Stored dataset items
- - -
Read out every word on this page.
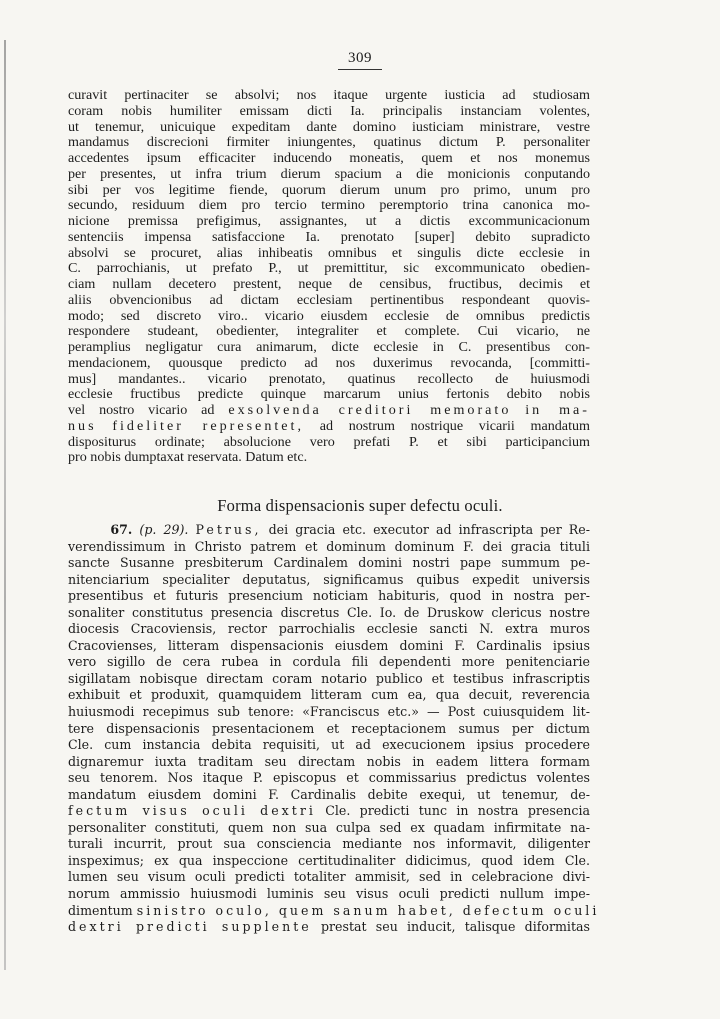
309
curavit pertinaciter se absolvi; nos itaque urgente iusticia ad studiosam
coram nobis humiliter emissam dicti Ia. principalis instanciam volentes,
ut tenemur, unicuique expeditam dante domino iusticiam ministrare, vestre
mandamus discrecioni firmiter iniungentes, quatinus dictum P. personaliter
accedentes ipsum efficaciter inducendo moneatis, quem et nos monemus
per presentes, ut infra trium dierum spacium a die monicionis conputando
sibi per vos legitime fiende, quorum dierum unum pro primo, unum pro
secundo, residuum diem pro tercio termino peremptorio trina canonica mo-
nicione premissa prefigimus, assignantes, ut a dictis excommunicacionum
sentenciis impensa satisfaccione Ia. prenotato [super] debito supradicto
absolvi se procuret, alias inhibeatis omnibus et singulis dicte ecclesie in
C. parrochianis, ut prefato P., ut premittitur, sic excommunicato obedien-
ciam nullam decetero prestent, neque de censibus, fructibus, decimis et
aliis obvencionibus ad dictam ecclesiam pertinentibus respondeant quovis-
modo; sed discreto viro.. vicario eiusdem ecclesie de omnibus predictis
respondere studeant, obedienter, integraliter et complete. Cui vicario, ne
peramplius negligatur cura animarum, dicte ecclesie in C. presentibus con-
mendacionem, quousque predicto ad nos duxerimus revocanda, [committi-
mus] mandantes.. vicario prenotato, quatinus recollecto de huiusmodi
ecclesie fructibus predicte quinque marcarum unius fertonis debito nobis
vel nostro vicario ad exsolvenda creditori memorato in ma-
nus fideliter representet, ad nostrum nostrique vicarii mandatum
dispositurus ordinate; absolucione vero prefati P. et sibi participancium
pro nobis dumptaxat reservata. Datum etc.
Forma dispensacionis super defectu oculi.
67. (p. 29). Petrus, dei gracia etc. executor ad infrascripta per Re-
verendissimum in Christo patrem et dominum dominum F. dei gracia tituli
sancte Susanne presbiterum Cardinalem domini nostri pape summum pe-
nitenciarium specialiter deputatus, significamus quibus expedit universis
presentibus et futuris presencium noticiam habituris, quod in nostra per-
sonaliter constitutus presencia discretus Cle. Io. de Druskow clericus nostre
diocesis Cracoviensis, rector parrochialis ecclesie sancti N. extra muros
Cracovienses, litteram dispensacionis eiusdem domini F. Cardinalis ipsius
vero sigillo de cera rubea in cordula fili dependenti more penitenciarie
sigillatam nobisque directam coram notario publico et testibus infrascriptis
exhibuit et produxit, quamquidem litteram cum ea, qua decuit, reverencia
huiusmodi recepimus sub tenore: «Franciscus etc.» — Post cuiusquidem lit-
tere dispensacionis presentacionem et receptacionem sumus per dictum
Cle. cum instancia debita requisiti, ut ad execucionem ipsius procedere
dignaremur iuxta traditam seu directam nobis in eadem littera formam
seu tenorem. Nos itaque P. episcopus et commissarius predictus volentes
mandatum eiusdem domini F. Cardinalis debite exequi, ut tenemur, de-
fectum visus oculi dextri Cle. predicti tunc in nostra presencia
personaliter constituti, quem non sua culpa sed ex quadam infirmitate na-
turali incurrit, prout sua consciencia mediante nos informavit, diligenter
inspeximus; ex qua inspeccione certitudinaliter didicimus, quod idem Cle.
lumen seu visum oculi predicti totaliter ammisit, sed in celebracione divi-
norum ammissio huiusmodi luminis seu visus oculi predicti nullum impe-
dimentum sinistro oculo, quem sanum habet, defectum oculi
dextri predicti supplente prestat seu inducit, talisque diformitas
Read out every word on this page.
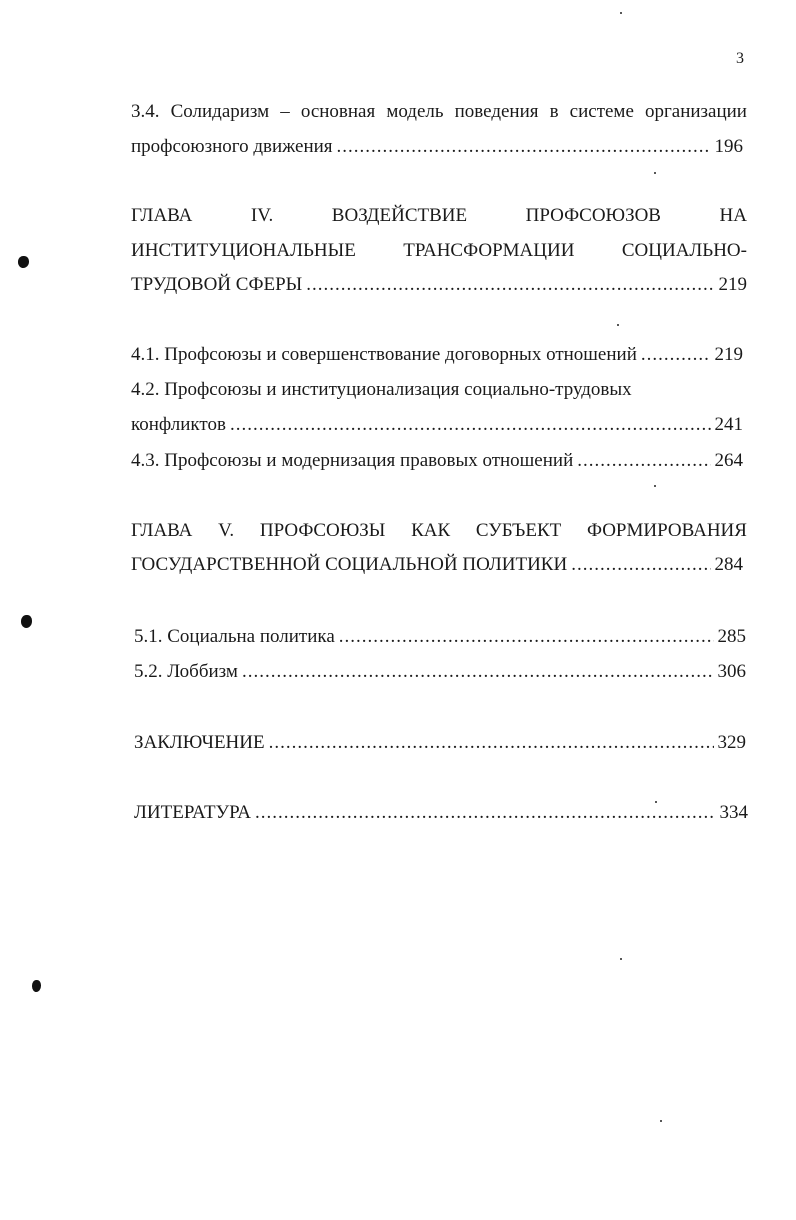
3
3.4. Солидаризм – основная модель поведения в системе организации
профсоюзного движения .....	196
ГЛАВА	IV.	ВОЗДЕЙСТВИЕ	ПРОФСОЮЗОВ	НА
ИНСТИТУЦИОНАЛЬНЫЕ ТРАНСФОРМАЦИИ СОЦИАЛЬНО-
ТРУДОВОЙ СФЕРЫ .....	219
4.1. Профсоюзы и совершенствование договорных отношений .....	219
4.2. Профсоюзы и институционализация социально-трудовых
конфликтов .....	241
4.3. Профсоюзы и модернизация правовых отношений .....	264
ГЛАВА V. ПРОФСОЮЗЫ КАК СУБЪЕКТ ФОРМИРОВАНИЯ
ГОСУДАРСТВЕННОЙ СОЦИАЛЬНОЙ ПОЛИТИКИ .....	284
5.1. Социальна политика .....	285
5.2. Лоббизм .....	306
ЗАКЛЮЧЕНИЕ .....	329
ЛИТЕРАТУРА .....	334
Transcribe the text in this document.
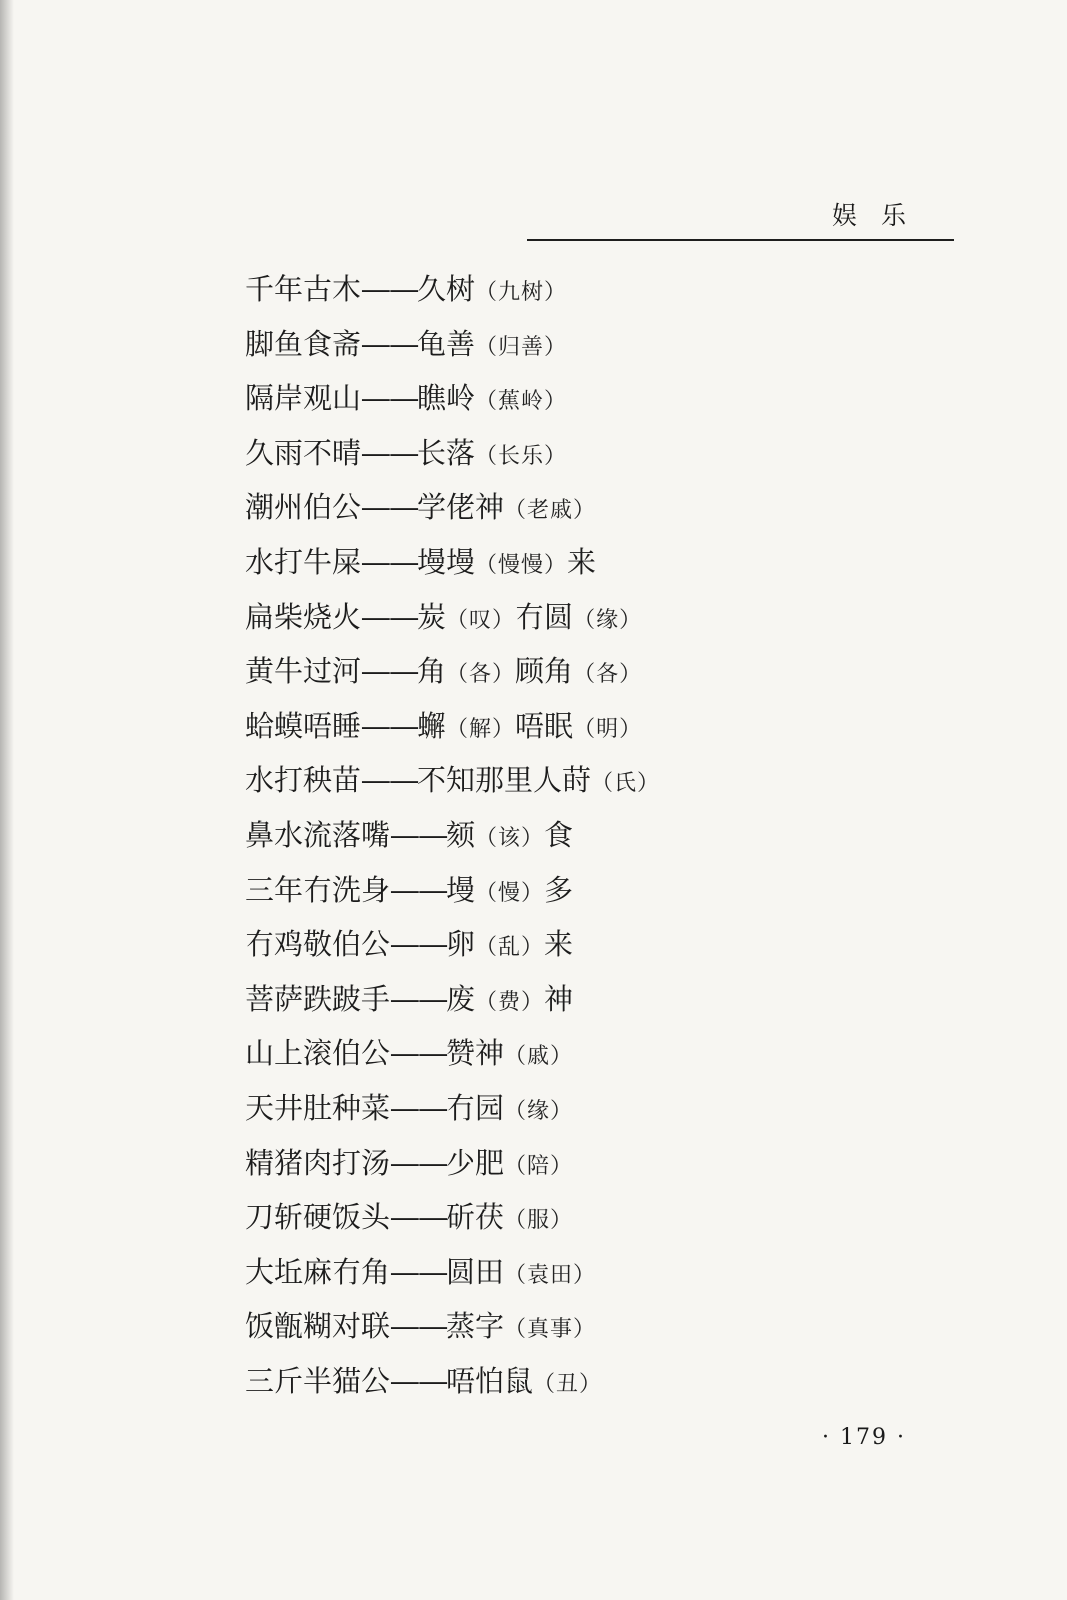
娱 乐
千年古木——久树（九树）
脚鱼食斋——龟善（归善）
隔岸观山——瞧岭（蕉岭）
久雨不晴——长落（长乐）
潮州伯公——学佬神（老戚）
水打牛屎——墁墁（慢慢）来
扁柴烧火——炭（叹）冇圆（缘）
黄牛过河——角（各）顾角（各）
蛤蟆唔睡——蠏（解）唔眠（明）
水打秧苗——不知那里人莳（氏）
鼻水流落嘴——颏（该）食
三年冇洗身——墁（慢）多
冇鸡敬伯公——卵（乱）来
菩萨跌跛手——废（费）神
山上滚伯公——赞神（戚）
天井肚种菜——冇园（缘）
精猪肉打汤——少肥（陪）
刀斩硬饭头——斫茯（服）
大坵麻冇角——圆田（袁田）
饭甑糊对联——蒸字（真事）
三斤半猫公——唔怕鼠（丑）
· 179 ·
- - -
Exercise =
Leave out the pictures and print each record exactly as it stands.

Written response =
Read out every word on this page.
309
curavit pertinaciter se absolvi; nos itaque urgente iusticia ad studiosam
coram nobis humiliter emissam dicti Ia. principalis instanciam volentes,
ut tenemur, unicuique expeditam dante domino iusticiam ministrare, vestre
mandamus discrecioni firmiter iniungentes, quatinus dictum P. personaliter
accedentes ipsum efficaciter inducendo moneatis, quem et nos monemus
per presentes, ut infra trium dierum spacium a die monicionis conputando
sibi per vos legitime fiende, quorum dierum unum pro primo, unum pro
secundo, residuum diem pro tercio termino peremptorio trina canonica mo-
nicione premissa prefigimus, assignantes, ut a dictis excommunicacionum
sentenciis impensa satisfaccione Ia. prenotato [super] debito supradicto
absolvi se procuret, alias inhibeatis omnibus et singulis dicte ecclesie in
C. parrochianis, ut prefato P., ut premittitur, sic excommunicato obedien-
ciam nullam decetero prestent, neque de censibus, fructibus, decimis et
aliis obvencionibus ad dictam ecclesiam pertinentibus respondeant quovis-
modo; sed discreto viro.. vicario eiusdem ecclesie de omnibus predictis
respondere studeant, obedienter, integraliter et complete. Cui vicario, ne
peramplius negligatur cura animarum, dicte ecclesie in C. presentibus con-
mendacionem, quousque predicto ad nos duxerimus revocanda, [committi-
mus] mandantes.. vicario prenotato, quatinus recollecto de huiusmodi
ecclesie fructibus predicte quinque marcarum unius fertonis debito nobis
vel nostro vicario ad exsolvenda creditori memorato in ma-
nus fideliter representet, ad nostrum nostrique vicarii mandatum
dispositurus ordinate; absolucione vero prefati P. et sibi participancium
pro nobis dumptaxat reservata. Datum etc.
Forma dispensacionis super defectu oculi.
67. (p. 29). Petrus, dei gracia etc. executor ad infrascripta per Re-
verendissimum in Christo patrem et dominum dominum F. dei gracia tituli
sancte Susanne presbiterum Cardinalem domini nostri pape summum pe-
nitenciarium specialiter deputatus, significamus quibus expedit universis
presentibus et futuris presencium noticiam habituris, quod in nostra per-
sonaliter constitutus presencia discretus Cle. Io. de Druskow clericus nostre
diocesis Cracoviensis, rector parrochialis ecclesie sancti N. extra muros
Cracovienses, litteram dispensacionis eiusdem domini F. Cardinalis ipsius
vero sigillo de cera rubea in cordula fili dependenti more penitenciarie
sigillatam nobisque directam coram notario publico et testibus infrascriptis
exhibuit et produxit, quamquidem litteram cum ea, qua decuit, reverencia
huiusmodi recepimus sub tenore: «Franciscus etc.» — Post cuiusquidem lit-
tere dispensacionis presentacionem et receptacionem sumus per dictum
Cle. cum instancia debita requisiti, ut ad execucionem ipsius procedere
dignaremur iuxta traditam seu directam nobis in eadem littera formam
seu tenorem. Nos itaque P. episcopus et commissarius predictus volentes
mandatum eiusdem domini F. Cardinalis debite exequi, ut tenemur, de-
fectum visus oculi dextri Cle. predicti tunc in nostra presencia
personaliter constituti, quem non sua culpa sed ex quadam infirmitate na-
turali incurrit, prout sua consciencia mediante nos informavit, diligenter
inspeximus; ex qua inspeccione certitudinaliter didicimus, quod idem Cle.
lumen seu visum oculi predicti totaliter ammisit, sed in celebracione divi-
norum ammissio huiusmodi luminis seu visus oculi predicti nullum impe-
dimentum sinistro oculo, quem sanum habet, defectum oculi
dextri predicti supplente prestat seu inducit, talisque diformitas
Read out every word on this page.
3
3.4. Солидаризм – основная модель поведения в системе организации
профсоюзного движения .....	196
ГЛАВА	IV.	ВОЗДЕЙСТВИЕ	ПРОФСОЮЗОВ	НА
ИНСТИТУЦИОНАЛЬНЫЕ ТРАНСФОРМАЦИИ СОЦИАЛЬНО-
ТРУДОВОЙ СФЕРЫ .....	219
4.1. Профсоюзы и совершенствование договорных отношений .....	219
4.2. Профсоюзы и институционализация социально-трудовых
конфликтов .....	241
4.3. Профсоюзы и модернизация правовых отношений .....	264
ГЛАВА V. ПРОФСОЮЗЫ КАК СУБЪЕКТ ФОРМИРОВАНИЯ
ГОСУДАРСТВЕННОЙ СОЦИАЛЬНОЙ ПОЛИТИКИ .....	284
5.1. Социальна политика .....	285
5.2. Лоббизм .....	306
ЗАКЛЮЧЕНИЕ .....	329
ЛИТЕРАТУРА .....	334
Transcribe the text in this document.
娱 乐
千年古木——久树（九树）
脚鱼食斋——龟善（归善）
隔岸观山——瞧岭（蕉岭）
久雨不晴——长落（长乐）
潮州伯公——学佬神（老戚）
水打牛屎——墁墁（慢慢）来
扁柴烧火——炭（叹）冇圆（缘）
黄牛过河——角（各）顾角（各）
蛤蟆唔睡——蠏（解）唔眠（明）
水打秧苗——不知那里人莳（氏）
鼻水流落嘴——颏（该）食
三年冇洗身——墁（慢）多
冇鸡敬伯公——卵（乱）来
菩萨跌跛手——废（费）神
山上滚伯公——赞神（戚）
天井肚种菜——冇园（缘）
精猪肉打汤——少肥（陪）
刀斩硬饭头——斫茯（服）
大坵麻冇角——圆田（袁田）
饭甑糊对联——蒸字（真事）
三斤半猫公——唔怕鼠（丑）
· 179 ·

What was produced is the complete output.